§ **What is expected**
Pull out every line below that contains the word "caption".

§ **Recorded information**
********

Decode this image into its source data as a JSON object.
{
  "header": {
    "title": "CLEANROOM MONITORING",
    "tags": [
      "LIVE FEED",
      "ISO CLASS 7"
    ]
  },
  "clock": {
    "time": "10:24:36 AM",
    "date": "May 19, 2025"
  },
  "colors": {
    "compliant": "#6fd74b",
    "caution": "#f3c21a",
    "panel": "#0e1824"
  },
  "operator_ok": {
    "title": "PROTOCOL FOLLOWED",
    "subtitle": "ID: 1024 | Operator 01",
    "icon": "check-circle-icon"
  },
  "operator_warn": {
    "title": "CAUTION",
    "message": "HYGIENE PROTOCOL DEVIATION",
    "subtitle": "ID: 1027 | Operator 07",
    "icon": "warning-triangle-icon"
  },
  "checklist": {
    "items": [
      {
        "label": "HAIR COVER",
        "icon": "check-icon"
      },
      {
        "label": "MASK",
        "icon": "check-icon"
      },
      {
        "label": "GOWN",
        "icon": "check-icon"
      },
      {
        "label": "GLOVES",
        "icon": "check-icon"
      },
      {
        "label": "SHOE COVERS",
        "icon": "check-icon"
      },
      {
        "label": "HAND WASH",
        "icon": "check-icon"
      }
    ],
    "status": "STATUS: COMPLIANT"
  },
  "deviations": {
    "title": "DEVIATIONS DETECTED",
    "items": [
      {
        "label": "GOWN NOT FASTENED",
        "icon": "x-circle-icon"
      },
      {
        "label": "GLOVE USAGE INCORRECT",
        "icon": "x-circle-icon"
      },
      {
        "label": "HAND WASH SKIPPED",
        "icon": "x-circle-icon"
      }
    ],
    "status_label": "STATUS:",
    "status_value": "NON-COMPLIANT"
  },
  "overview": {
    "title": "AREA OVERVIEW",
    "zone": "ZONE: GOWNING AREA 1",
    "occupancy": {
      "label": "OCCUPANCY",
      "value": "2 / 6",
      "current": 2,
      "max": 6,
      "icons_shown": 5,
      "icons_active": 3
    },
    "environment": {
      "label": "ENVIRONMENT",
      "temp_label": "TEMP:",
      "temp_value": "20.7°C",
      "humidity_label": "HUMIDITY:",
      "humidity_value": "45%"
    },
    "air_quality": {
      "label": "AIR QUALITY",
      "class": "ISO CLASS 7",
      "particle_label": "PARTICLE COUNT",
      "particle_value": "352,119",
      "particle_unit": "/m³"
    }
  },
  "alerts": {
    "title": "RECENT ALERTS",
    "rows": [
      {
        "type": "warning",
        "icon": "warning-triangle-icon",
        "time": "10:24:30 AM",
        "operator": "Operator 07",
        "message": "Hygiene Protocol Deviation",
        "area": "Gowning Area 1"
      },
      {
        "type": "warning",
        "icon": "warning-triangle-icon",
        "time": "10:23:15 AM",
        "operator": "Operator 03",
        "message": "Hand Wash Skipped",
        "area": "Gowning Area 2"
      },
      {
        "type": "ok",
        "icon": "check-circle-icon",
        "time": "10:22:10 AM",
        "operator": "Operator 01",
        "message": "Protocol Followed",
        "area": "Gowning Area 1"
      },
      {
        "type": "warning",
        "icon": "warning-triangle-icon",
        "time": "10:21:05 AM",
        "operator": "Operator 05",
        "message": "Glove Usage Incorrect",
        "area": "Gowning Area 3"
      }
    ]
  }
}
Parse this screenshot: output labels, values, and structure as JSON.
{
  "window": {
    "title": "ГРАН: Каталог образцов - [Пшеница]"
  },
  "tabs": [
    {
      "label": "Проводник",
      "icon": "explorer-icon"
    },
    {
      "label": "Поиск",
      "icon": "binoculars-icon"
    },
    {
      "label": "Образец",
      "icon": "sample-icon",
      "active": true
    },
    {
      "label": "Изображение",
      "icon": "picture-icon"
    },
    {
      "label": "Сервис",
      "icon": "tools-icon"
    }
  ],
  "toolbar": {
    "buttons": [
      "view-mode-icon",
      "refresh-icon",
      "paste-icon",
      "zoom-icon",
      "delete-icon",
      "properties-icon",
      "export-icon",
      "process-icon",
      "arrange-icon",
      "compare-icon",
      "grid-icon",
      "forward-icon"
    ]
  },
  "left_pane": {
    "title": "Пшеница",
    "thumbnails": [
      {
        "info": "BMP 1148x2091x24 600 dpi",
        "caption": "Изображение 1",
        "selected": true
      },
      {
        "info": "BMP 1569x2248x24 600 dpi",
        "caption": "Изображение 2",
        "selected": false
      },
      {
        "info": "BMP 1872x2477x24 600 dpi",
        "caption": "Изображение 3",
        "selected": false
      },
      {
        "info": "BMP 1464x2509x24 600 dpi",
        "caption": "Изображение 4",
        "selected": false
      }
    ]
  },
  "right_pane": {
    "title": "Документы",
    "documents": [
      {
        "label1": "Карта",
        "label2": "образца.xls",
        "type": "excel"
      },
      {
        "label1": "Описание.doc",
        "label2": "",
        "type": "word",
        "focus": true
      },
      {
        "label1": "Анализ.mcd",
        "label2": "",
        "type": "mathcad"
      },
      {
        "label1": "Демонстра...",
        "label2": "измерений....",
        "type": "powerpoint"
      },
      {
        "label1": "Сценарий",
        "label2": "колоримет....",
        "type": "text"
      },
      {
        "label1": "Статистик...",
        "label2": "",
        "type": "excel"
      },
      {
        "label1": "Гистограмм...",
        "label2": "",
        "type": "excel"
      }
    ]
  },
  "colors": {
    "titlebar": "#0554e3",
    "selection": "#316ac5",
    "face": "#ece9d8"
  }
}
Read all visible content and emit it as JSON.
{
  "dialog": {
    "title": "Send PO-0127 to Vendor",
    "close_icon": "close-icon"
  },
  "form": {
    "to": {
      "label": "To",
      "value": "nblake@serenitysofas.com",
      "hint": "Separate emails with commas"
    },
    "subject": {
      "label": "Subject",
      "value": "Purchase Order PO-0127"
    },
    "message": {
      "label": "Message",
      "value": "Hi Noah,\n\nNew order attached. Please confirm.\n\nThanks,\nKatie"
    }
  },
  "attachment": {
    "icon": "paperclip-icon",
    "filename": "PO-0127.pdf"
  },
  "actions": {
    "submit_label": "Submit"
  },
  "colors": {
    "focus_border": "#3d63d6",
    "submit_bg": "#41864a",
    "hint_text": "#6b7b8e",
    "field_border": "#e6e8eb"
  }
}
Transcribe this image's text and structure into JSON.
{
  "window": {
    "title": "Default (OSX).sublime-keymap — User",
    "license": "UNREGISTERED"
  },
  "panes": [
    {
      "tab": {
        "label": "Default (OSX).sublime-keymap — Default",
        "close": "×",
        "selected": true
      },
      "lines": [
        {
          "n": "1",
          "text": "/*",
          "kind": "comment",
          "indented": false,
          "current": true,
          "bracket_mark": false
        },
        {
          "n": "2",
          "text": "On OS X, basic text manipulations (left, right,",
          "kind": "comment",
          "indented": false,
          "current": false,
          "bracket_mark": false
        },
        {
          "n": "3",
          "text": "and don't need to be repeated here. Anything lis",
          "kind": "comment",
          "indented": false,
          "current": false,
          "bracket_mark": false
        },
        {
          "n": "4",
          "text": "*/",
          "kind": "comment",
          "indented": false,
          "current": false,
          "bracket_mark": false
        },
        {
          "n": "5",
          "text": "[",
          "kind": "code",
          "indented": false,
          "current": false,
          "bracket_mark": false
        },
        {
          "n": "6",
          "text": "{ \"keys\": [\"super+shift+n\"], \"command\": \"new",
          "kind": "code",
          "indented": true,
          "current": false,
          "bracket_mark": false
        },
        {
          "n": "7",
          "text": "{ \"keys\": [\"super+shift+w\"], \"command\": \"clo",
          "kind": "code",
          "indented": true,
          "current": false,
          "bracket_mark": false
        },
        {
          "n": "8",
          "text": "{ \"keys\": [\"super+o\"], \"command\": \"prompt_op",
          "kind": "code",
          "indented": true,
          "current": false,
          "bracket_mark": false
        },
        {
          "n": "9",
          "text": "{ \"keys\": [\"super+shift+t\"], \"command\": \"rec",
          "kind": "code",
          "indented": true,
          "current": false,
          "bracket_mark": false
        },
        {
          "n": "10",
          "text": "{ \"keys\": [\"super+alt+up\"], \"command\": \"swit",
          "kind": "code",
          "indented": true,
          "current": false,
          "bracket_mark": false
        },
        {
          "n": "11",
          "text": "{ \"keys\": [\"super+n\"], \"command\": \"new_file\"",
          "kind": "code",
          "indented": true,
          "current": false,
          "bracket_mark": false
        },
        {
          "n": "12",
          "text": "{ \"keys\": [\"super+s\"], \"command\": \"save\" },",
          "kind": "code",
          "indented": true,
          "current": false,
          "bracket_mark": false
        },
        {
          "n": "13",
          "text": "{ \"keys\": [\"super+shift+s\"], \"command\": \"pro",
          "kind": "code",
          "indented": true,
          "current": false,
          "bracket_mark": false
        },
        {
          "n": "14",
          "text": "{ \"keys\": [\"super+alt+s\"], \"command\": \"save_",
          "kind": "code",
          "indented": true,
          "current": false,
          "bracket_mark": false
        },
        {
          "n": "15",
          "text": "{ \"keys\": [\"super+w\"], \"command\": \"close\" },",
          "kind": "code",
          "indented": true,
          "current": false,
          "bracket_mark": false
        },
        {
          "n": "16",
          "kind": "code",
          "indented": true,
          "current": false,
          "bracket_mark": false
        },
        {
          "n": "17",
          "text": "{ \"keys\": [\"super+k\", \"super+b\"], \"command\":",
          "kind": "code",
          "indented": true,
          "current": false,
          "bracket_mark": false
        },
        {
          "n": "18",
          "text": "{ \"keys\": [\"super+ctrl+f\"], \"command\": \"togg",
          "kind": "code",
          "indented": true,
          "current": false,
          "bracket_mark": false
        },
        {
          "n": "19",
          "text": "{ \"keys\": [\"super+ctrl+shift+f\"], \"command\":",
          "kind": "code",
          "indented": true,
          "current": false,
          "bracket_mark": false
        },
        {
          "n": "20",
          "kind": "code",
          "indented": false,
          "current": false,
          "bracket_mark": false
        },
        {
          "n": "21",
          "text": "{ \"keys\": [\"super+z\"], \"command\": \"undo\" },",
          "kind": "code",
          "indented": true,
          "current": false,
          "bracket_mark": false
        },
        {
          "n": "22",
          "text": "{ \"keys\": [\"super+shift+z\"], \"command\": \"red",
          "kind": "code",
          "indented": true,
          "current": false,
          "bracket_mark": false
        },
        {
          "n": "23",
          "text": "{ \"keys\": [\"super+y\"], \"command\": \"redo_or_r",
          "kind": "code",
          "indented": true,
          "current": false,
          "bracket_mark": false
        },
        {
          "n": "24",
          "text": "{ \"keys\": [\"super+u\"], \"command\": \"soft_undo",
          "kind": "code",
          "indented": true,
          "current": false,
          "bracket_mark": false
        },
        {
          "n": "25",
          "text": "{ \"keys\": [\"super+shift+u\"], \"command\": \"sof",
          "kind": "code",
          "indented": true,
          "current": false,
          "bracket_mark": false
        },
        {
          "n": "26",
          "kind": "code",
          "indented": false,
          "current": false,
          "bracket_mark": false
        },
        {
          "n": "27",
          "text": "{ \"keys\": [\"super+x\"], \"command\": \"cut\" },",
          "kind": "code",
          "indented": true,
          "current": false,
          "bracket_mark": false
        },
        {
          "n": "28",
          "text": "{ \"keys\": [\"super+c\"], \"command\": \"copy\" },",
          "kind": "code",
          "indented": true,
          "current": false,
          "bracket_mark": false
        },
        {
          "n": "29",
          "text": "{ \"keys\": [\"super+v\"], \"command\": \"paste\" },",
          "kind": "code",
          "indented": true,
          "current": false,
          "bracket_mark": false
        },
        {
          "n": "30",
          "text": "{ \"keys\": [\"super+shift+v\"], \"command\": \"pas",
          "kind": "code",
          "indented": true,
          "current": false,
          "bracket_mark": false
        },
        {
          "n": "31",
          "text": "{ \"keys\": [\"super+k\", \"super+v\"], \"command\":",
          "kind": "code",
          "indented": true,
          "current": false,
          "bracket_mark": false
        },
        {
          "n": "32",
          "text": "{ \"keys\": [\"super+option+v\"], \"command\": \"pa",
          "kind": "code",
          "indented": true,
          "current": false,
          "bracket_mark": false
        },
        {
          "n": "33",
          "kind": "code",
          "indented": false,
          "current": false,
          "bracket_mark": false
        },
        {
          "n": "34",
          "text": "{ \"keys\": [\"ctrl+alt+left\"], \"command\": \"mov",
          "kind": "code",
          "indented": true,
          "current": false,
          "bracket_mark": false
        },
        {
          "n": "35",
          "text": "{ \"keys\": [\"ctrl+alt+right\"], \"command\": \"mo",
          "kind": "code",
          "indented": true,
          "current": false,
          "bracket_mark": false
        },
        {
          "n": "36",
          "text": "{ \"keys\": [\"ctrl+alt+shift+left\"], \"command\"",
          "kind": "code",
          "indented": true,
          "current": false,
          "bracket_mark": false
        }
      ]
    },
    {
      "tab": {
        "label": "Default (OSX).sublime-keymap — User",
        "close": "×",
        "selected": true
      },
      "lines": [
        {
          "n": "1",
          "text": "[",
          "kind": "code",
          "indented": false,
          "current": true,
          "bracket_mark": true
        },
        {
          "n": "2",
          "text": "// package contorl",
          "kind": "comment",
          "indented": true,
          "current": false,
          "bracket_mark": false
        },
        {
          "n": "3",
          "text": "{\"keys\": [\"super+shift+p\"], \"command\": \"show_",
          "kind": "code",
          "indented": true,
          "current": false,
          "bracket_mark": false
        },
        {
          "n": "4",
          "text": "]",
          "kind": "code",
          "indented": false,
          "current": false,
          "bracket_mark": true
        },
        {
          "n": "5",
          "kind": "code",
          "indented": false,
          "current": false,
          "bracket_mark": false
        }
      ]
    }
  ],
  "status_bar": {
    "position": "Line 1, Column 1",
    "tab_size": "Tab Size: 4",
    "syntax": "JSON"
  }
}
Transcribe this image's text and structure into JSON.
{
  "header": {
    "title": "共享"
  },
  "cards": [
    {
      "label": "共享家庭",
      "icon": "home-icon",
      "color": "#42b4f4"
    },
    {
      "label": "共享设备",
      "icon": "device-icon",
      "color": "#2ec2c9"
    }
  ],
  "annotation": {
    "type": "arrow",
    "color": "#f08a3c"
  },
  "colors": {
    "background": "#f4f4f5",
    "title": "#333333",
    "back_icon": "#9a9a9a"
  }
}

********

§ **Written response**
        "caption": "Изображение 1",
        "caption": "Изображение 2",
        "caption": "Изображение 3",
        "caption": "Изображение 4",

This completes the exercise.